◆ Work instructions ◆
**a.** In the night-cycling forum thread, about how far was bruce1530's night ride?
**b.** Write out the part of the night-cycling forum thread from "A couple of decent" through "round the bay.", word for word.

◆ Given text ◆
--- Begin ---

You will probably find just as many items on the internet to counter all these cut and pastes. At the end of the day it is a personal choice, based on experience.


----------



## simongt (6 Oct 2016)

BrynCP said:


> Probably purely coincidence, but I have two jackets, one is dark blue, one is bright yellow. Both have 3M reflective stripes. I've had 3 near misses with the bright yellow jacket with people pulling out at me (2x roundabout, 1x normal junction; both in fully lit streets). I've had no such issue with my dark blue jacket.


Just a thought on this one; at night on city streets, there are lots of bright lights; cars, streetlamps etc.. Maybe with a yellow / light jacket one blends in more with the bright background - ? But then emergency services personnel wear yellow / hi viz, so how often do they get hit / near missed - ?


----------



## steveindenmark (6 Oct 2016)

Working on that theory. Wearing black or dark colours on a dark night would also make you blend into the back ground.


----------



## bruce1530 (6 Oct 2016)

Just been out for a wee short night ride. It was great!
A couple of decent rear lights, an Aldi COB front. Also a super-bright Cree one, which I didn’t use for most of the trip, only for the off-road bits.

Lovely evening - no cloud, small crescent moon, no wind, very dark, quite cold.

Left the house, after a couple of streets cut into the park. No street lighting, very quiet. Used the Cree light here.

Back onto the road for a bit, then down to the cycle path along the seafront. Cycled it end to end, then stopped and watched the world going by for about ten mins. Great views out over the sea and round the bay.

Then back home via some paths.

Only about 5 miles, but a really pleasant trip.

And said hello to a couple of cops, who were also on bikes. See quite a lot of that round our way - the police station is nearby


It’s funny - if you’re cycling late, in pairs, wearing something vaguely yellow, light coloured helmet and decent lights, people often assume you’re the police, especially if you’re cycling along the seafront path. There’s a “no drinking alcohol in public” by-law round here - and you quite often see teenagers hanging about near the sea wall, throwing away beer cans and bottles as you approach....


----------



## freiston (7 Oct 2016)

I like cycling at night - preferably on small single-track country lanes - it even feels safer than in the daytime on some roads because you can see oncoming vehicle lights and in the quieter and less busy nights, you can distinguish their sound and hear them better too.

I almost always wear black trousers and a black jacket but I have reasonably powerful German dynamo lights, pedal reflectors fore and aft each pedal, rear reflector, reflective tyre walls, reflective trouser bands (as bike clips) and my jacket has a bit of reflective too.

I sometimes fix a very powerful handtorch to my handlebars for the odd 'full beam' and I usually carry a headtorch as an emergency back-up (for roadside repairs too). My front lamp is good for 25mph descents on winding single-track lanes and I can still avoid debris and fly-tipped rubbish (had 2 foot either side of a fridge in the middle of the road once).

--- End ---

◆ Provided information ◆

--- Begin ---

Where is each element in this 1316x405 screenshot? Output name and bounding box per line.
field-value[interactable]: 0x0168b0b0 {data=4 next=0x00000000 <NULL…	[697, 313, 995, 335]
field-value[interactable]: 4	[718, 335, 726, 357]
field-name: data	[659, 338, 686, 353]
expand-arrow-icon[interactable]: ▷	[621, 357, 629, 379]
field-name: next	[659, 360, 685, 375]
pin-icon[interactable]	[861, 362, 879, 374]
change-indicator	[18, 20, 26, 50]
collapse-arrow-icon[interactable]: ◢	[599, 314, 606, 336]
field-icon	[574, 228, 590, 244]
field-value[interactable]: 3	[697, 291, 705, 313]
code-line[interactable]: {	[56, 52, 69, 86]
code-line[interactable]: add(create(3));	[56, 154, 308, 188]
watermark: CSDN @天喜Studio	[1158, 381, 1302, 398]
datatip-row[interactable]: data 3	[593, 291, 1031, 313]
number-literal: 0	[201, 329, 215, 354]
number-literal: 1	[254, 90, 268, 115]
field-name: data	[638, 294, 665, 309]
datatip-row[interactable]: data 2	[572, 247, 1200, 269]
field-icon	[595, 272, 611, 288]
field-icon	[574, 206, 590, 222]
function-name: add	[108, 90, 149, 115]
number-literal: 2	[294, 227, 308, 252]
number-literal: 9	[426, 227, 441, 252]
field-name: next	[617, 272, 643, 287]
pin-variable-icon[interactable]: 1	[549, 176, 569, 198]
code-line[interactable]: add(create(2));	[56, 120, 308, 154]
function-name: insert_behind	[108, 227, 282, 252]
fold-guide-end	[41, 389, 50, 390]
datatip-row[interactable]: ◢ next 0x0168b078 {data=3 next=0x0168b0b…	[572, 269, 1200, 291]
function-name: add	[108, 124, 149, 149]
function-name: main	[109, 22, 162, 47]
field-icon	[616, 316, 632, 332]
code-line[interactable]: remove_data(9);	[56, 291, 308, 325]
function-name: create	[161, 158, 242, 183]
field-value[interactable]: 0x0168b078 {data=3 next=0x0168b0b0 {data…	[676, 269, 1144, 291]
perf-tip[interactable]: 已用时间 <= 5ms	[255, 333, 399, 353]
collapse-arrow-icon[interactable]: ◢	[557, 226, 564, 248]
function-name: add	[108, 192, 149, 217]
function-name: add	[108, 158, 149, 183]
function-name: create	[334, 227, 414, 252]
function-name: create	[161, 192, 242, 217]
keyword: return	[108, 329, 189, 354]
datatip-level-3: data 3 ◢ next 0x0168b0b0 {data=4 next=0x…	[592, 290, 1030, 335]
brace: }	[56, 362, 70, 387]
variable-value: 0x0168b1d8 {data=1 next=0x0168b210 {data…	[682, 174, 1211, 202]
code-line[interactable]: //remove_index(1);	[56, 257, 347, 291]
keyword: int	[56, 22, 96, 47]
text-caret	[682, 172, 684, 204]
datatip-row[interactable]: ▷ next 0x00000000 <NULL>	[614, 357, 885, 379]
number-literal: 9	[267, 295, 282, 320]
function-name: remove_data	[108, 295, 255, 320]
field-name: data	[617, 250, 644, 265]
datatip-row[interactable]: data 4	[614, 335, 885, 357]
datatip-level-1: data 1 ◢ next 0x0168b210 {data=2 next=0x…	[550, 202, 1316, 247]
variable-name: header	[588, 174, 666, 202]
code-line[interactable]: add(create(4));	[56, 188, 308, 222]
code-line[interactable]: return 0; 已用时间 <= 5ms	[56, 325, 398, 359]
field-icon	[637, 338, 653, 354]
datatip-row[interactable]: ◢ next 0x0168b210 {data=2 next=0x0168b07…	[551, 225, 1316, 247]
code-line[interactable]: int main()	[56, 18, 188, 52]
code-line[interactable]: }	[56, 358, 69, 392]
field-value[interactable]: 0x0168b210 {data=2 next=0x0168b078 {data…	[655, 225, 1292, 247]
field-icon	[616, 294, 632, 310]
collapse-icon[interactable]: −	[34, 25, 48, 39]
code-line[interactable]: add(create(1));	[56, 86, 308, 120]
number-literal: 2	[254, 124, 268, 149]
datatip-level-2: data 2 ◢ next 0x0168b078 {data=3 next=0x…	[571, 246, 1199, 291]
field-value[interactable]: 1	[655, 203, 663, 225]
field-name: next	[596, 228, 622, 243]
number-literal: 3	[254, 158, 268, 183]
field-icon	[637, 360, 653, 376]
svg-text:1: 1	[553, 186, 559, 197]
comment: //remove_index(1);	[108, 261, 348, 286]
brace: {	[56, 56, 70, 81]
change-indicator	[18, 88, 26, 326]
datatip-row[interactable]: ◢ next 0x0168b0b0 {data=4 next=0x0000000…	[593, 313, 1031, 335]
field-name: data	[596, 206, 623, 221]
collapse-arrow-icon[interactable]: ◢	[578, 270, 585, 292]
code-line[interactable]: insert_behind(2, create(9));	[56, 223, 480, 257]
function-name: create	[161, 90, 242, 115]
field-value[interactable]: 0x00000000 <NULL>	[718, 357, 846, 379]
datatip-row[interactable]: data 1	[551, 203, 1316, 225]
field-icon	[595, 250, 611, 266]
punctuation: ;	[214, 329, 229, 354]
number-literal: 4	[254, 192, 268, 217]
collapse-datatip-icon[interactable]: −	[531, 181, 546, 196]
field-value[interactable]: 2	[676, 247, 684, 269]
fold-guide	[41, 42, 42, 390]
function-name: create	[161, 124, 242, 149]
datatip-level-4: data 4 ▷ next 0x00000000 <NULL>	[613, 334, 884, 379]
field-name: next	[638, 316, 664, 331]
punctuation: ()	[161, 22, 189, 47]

--- End ---

◆ Answers to the exercises ◆
**a.** About 5 miles.

**b.**
A couple of decent rear lights, an Aldi COB front. Also a super-bright Cree one, which I didn’t use for most of the trip, only for the off-road bits.

Lovely evening - no cloud, small crescent moon, no wind, very dark, quite cold.

Left the house, after a couple of streets cut into the park. No street lighting, very quiet. Used the Cree light here.

Back onto the road for a bit, then down to the cycle path along the seafront. Cycled it end to end, then stopped and watched the world going by for about ten mins. Great views out over the sea and round the bay.